■ LISTED RECORDS:
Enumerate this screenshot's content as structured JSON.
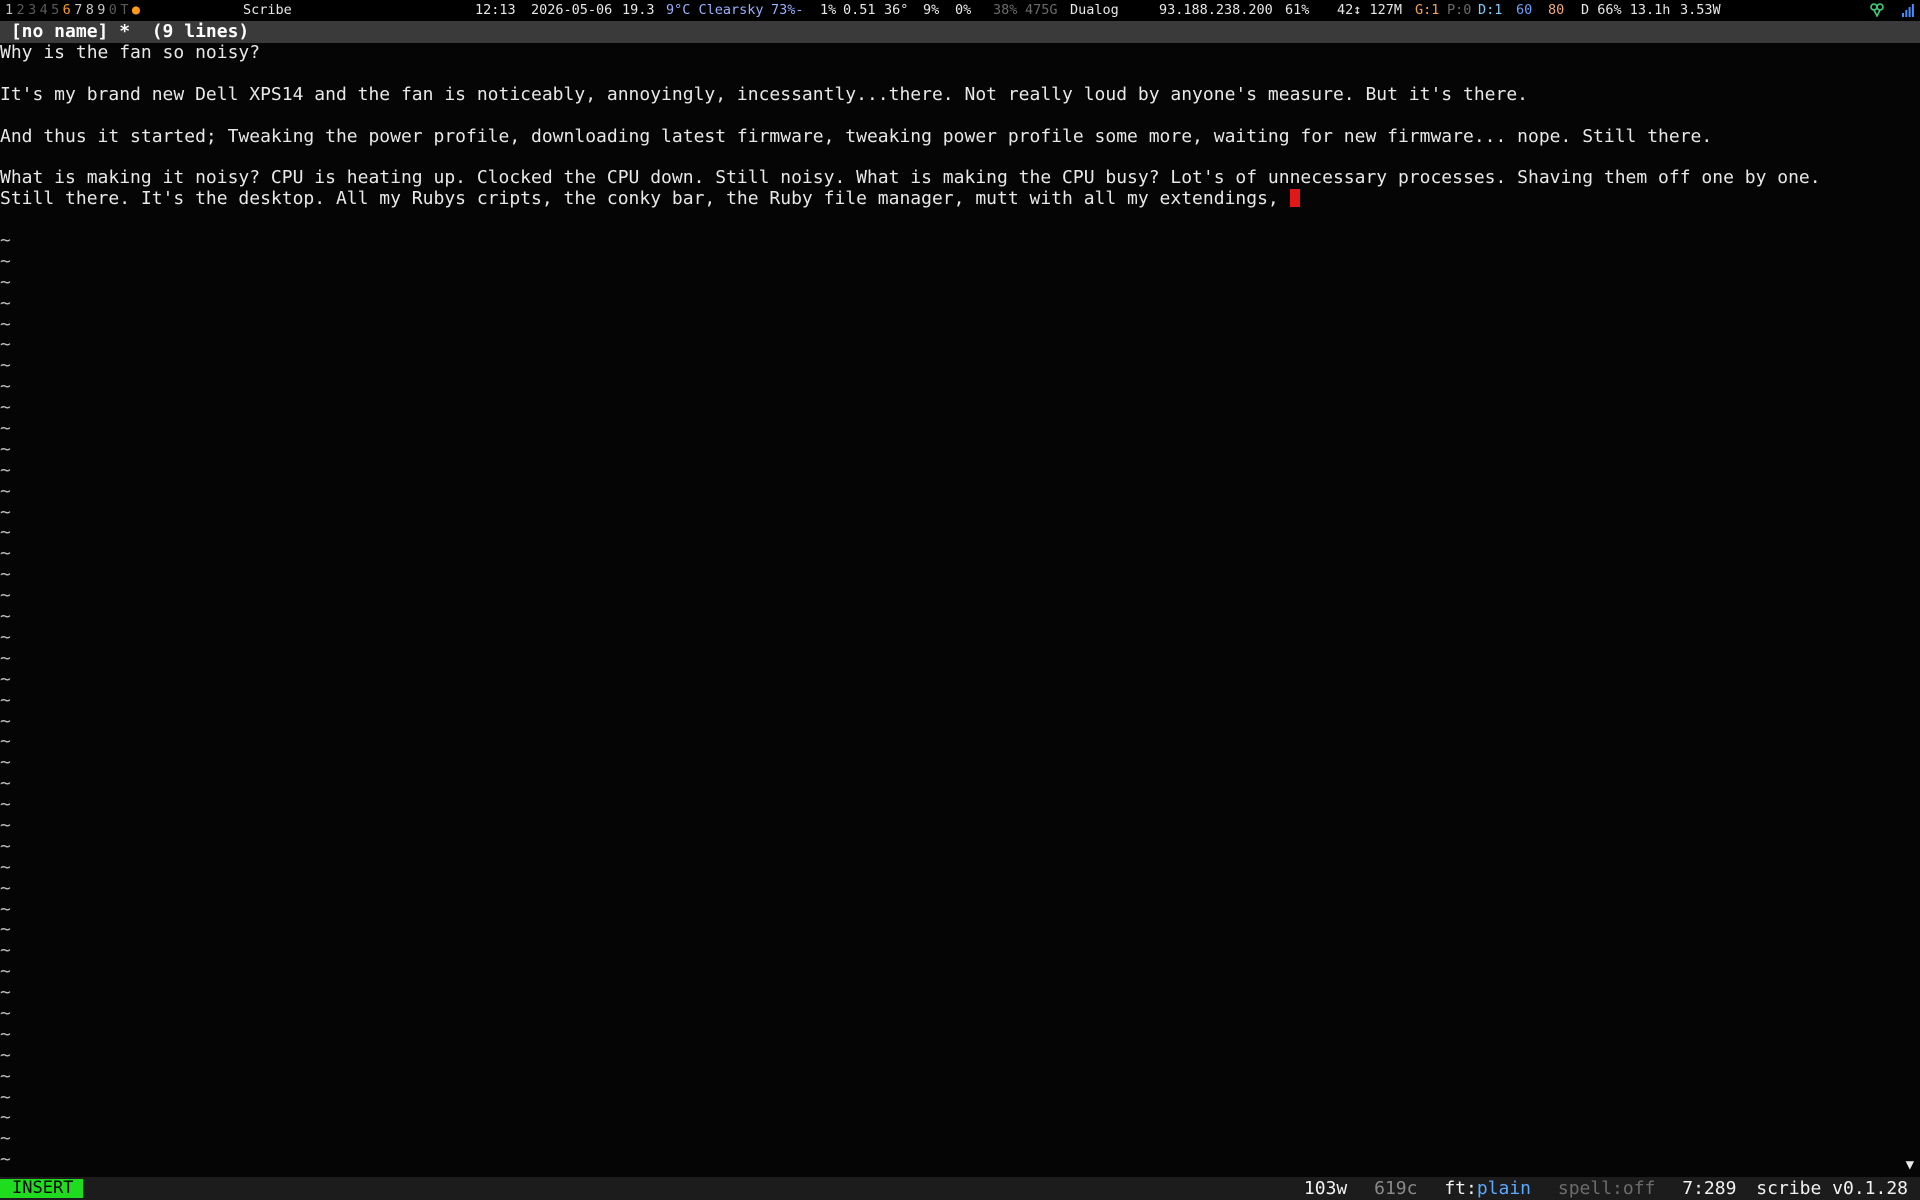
{
  "topbar": {
    "workspaces": [
      {
        "label": "1",
        "state": "used"
      },
      {
        "label": "2",
        "state": "empty"
      },
      {
        "label": "3",
        "state": "empty"
      },
      {
        "label": "4",
        "state": "empty"
      },
      {
        "label": "5",
        "state": "empty"
      },
      {
        "label": "6",
        "state": "active"
      },
      {
        "label": "7",
        "state": "used"
      },
      {
        "label": "8",
        "state": "used"
      },
      {
        "label": "9",
        "state": "used"
      },
      {
        "label": "0",
        "state": "empty"
      },
      {
        "label": "T",
        "state": "empty"
      }
    ],
    "indicator_dot": "●",
    "window_title": "Scribe",
    "time": "12:13",
    "date": "2026-05-06",
    "week": "19.3",
    "weather": "9°C Clearsky",
    "humidity": "73%-",
    "cpu": "1%",
    "load": "0.51",
    "cpu_temp": "36°",
    "mem": "9%",
    "swap": "0%",
    "disk_pct": "38%",
    "disk_size": "475G",
    "network_name": "Dualog",
    "ip": "93.188.238.200",
    "battery_level": "61%",
    "net_traffic": "42↕ 127M",
    "mail_g_label": "G:1",
    "mail_p_label": "P:0",
    "mail_d_label": "D:1",
    "num_60": "60",
    "num_80": "80",
    "power": "D 66% 13.1h",
    "watts": "3.53W",
    "tray_icons": [
      "connection-icon",
      "signal-bars-icon"
    ]
  },
  "titlebar": {
    "text": " [no name] *  (9 lines)"
  },
  "editor": {
    "lines": [
      "Why is the fan so noisy?",
      "",
      "It's my brand new Dell XPS14 and the fan is noticeably, annoyingly, incessantly...there. Not really loud by anyone's measure. But it's there.",
      "",
      "And thus it started; Tweaking the power profile, downloading latest firmware, tweaking power profile some more, waiting for new firmware... nope. Still there.",
      "",
      "What is making it noisy? CPU is heating up. Clocked the CPU down. Still noisy. What is making the CPU busy? Lot's of unnecessary processes. Shaving them off one by one.",
      "Still there. It's the desktop. All my Rubys cripts, the conky bar, the Ruby file manager, mutt with all my extendings, ",
      ""
    ],
    "empty_line_marker": "~",
    "scroll_arrow": "▼"
  },
  "statusline": {
    "mode": "INSERT",
    "words": "103w",
    "chars": "619c",
    "filetype_label": "ft:",
    "filetype_value": "plain",
    "spell": "spell:off",
    "position": "7:289",
    "app_version": "scribe v0.1.28"
  },
  "colors": {
    "mode_bg": "#1fdc1f",
    "cursor": "#e01818",
    "active_workspace": "#ff9b1a",
    "titlebar_bg": "#3a3a3a",
    "filetype_accent": "#5aa8ff"
  }
}
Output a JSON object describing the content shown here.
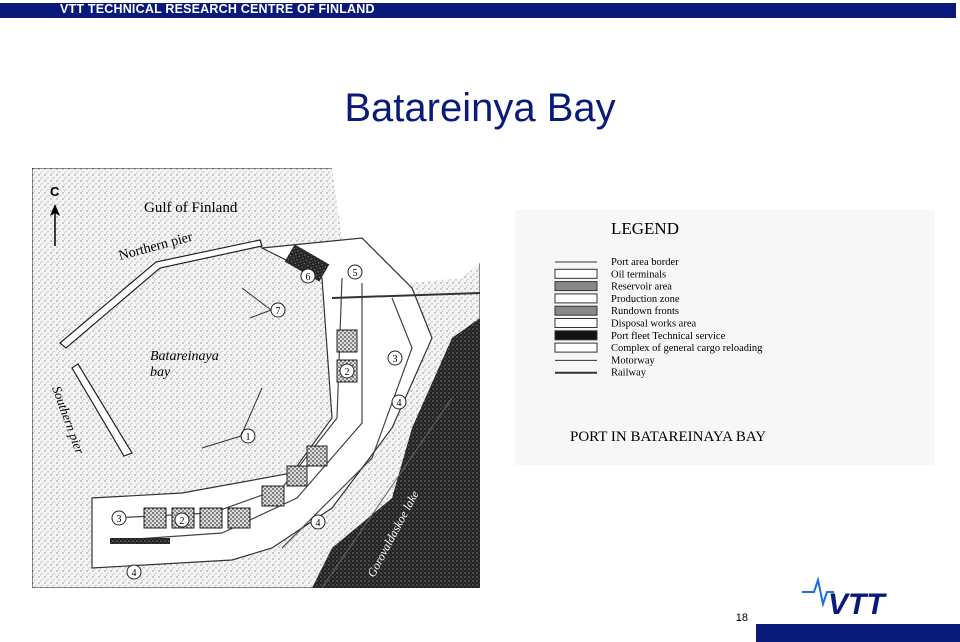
{
  "header": {
    "organization": "VTT TECHNICAL RESEARCH CENTRE OF FINLAND"
  },
  "slide": {
    "title": "Batareinya Bay",
    "page_number": "18"
  },
  "map": {
    "compass_label": "C",
    "labels": {
      "gulf": "Gulf of Finland",
      "northern_pier": "Northern pier",
      "bay_line1": "Batareinaya",
      "bay_line2": "bay",
      "southern_pier": "Southern pier",
      "lake": "Gorovaldaskoe lake"
    },
    "markers": [
      "1",
      "2",
      "2",
      "3",
      "3",
      "4",
      "4",
      "4",
      "5",
      "6",
      "7"
    ]
  },
  "legend": {
    "heading": "LEGEND",
    "items": [
      "Port area border",
      "Oil terminals",
      "Reservoir area",
      "Production zone",
      "Rundown fronts",
      "Disposal works area",
      "Port fleet Technical service",
      "Complex of general cargo reloading",
      "Motorway",
      "Railway"
    ],
    "caption": "PORT IN BATAREINAYA BAY"
  },
  "logo": {
    "text": "VTT"
  },
  "colors": {
    "brand_blue": "#0a1a7a"
  }
}
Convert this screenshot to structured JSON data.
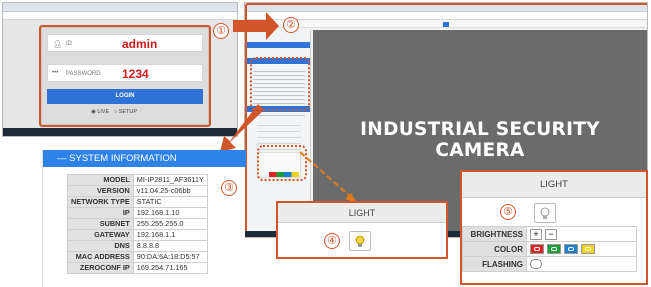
{
  "steps": [
    "①",
    "②",
    "③",
    "④",
    "⑤"
  ],
  "login": {
    "id_placeholder": "ID",
    "id_value": "admin",
    "password_placeholder": "PASSWORD",
    "password_value": "1234",
    "login_button": "LOGIN",
    "radio_live": "LIVE",
    "radio_setup": "SETUP"
  },
  "camera": {
    "overlay_text": "INDUSTRIAL SECURITY CAMERA"
  },
  "system_info": {
    "header": "SYSTEM INFORMATION",
    "toggle": "—",
    "rows": [
      {
        "key": "MODEL",
        "value": "MI-IP2811_AF3611Y"
      },
      {
        "key": "VERSION",
        "value": "v11.04.25-c06bb"
      },
      {
        "key": "NETWORK TYPE",
        "value": "STATIC"
      },
      {
        "key": "IP",
        "value": "192.168.1.10"
      },
      {
        "key": "SUBNET",
        "value": "255.255.255.0"
      },
      {
        "key": "GATEWAY",
        "value": "192.168.1.1"
      },
      {
        "key": "DNS",
        "value": "8.8.8.8"
      },
      {
        "key": "MAC ADDRESS",
        "value": "90:DA:6A:18:D5:57"
      },
      {
        "key": "ZEROCONF IP",
        "value": "169.254.71.165"
      }
    ]
  },
  "light_small": {
    "title": "LIGHT",
    "bulb_icon": "light-bulb-on-icon"
  },
  "light_large": {
    "title": "LIGHT",
    "bulb_icon": "light-bulb-off-icon",
    "brightness_label": "BRIGHTNESS",
    "brightness_plus": "+",
    "brightness_minus": "−",
    "color_label": "COLOR",
    "colors": [
      "#e02424",
      "#1e9e3a",
      "#1f7fd6",
      "#f2d21b"
    ],
    "flashing_label": "FLASHING"
  },
  "accent": "#d0552a"
}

■ SET PROBLEM: Copy out each line in the listing that has the word "this".

■ EXERCISE RESPONSE:
Enumerate this screenshot's content as structured JSON.
Convert this screenshot to structured JSON data.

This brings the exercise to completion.